Set task: Wherever the word "Schweizer" appears in a line, copy that line.

Records shown:
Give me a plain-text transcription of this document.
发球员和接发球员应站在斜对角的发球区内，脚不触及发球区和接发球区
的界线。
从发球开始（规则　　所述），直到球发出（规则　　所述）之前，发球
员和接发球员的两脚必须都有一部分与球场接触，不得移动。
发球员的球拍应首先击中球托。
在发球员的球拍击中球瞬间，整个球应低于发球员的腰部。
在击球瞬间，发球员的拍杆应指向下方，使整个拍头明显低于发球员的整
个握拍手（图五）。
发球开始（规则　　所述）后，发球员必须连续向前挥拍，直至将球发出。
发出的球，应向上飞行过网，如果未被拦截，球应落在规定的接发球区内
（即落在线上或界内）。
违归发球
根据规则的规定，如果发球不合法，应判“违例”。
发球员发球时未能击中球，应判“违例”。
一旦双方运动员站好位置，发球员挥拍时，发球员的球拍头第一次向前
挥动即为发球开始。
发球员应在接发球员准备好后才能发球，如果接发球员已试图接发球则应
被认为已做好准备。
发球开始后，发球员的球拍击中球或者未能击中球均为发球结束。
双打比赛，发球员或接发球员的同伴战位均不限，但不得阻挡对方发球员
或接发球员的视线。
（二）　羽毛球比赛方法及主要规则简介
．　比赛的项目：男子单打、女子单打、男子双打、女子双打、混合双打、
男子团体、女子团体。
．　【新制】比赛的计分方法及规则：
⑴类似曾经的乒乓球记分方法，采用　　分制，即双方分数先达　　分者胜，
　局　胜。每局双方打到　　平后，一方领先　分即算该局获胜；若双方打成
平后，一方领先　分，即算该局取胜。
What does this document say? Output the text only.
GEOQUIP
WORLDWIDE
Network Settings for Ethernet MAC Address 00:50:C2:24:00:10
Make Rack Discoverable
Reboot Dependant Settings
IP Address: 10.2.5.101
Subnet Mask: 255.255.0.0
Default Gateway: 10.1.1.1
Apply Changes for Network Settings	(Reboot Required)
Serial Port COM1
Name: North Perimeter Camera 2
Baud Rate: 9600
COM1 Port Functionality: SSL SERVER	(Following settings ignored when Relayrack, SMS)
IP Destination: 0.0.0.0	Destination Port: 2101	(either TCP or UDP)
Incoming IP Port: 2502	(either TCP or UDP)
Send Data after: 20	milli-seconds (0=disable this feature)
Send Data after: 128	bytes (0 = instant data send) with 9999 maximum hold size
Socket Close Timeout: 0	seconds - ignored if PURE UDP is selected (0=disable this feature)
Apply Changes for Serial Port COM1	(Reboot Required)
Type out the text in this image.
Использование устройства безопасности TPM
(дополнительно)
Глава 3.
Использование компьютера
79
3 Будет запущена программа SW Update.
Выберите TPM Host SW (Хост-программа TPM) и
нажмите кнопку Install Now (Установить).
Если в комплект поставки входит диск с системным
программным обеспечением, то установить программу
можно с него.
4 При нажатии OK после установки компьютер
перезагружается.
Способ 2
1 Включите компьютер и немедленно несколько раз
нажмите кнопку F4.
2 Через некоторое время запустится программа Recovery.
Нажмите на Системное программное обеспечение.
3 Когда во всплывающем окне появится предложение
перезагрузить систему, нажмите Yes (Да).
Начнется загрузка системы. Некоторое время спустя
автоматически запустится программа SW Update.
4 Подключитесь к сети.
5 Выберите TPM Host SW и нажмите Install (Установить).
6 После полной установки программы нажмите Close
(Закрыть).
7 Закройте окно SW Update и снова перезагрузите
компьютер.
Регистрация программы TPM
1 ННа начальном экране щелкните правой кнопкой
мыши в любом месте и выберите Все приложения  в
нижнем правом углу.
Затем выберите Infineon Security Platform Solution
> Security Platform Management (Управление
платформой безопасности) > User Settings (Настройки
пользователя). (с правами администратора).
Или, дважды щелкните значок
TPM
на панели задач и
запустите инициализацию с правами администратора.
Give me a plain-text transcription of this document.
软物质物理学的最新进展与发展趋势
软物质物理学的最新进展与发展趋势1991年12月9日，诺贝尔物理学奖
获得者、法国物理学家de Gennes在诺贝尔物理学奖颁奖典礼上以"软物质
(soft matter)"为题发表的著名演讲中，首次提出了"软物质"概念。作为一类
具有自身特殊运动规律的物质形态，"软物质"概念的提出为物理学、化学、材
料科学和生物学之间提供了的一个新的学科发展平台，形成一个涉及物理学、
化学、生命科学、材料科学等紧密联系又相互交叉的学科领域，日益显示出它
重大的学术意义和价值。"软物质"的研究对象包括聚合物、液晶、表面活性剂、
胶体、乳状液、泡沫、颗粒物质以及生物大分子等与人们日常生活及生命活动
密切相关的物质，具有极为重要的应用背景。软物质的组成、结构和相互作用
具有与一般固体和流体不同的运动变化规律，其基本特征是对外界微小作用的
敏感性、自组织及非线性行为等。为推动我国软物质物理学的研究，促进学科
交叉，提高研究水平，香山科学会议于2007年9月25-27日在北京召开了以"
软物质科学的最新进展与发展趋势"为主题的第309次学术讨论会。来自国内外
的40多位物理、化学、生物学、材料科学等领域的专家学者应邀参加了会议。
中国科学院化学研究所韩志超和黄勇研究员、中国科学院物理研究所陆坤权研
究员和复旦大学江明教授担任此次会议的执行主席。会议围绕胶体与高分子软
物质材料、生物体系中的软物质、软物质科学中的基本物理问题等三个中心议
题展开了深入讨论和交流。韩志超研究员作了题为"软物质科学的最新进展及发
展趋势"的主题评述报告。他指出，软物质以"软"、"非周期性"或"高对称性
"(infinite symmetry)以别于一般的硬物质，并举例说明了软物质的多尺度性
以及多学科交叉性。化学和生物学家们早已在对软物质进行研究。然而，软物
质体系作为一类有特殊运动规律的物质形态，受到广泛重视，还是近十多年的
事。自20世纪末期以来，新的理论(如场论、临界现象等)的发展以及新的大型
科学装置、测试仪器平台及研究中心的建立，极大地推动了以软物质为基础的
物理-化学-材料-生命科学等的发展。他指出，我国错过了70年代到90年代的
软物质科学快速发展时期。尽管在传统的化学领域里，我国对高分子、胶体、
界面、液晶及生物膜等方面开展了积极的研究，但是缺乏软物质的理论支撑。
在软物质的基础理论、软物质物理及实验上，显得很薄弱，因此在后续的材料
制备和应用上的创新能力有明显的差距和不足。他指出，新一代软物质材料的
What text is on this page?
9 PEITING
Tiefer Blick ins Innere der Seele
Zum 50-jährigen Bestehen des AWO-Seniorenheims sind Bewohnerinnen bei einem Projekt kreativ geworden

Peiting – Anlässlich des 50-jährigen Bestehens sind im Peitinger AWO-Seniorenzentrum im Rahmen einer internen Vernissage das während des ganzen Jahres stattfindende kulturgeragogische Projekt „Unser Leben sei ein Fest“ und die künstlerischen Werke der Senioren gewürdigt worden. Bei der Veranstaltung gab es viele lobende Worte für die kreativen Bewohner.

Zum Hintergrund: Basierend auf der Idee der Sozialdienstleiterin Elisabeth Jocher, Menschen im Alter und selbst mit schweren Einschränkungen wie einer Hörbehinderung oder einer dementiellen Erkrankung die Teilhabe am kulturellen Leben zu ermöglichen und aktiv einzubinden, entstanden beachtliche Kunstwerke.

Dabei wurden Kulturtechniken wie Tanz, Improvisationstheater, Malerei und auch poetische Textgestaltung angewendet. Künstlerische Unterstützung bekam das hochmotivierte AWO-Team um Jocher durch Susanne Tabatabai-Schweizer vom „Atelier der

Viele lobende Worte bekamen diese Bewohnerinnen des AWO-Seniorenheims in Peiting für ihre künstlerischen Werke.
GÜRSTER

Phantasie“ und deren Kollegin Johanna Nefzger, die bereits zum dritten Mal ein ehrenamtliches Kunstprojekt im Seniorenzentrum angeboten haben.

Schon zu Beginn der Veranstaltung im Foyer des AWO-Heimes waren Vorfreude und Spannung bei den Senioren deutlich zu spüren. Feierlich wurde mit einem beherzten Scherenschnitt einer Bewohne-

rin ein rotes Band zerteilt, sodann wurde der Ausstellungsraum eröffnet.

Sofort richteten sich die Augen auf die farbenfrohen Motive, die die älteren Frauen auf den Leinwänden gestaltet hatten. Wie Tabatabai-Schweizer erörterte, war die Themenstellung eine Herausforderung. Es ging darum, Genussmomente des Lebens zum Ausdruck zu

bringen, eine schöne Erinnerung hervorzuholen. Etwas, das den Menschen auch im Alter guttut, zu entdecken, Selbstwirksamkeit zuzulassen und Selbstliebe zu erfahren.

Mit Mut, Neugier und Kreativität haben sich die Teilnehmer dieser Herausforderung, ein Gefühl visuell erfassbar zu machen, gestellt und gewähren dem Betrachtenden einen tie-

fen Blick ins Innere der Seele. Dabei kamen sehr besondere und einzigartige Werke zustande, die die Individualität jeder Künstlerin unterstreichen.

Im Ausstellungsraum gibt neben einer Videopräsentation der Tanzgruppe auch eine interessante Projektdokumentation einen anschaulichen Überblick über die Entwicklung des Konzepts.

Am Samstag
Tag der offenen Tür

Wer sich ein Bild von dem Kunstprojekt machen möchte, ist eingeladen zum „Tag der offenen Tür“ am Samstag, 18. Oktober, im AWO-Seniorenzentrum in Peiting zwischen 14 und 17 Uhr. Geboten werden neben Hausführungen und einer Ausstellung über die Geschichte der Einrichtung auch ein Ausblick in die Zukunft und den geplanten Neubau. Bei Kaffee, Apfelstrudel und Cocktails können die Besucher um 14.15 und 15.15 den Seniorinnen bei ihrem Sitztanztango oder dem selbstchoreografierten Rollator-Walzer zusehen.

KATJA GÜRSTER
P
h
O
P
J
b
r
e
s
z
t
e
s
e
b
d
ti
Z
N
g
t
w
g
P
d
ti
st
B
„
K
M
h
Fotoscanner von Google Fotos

Response:
Dabei wurden Kulturtechniken wie Tanz, Improvisationstheater, Malerei und auch poetische Textgestaltung angewendet. Künstlerische Unterstützung bekam das hochmotivierte AWO-Team um Jocher durch Susanne Tabatabai-Schweizer vom „Atelier der
Sofort richteten sich die Augen auf die farbenfrohen Motive, die die älteren Frauen auf den Leinwänden gestaltet hatten. Wie Tabatabai-Schweizer erörterte, war die Themenstellung eine Herausforderung. Es ging darum, Genussmomente des Lebens zum Ausdruck zu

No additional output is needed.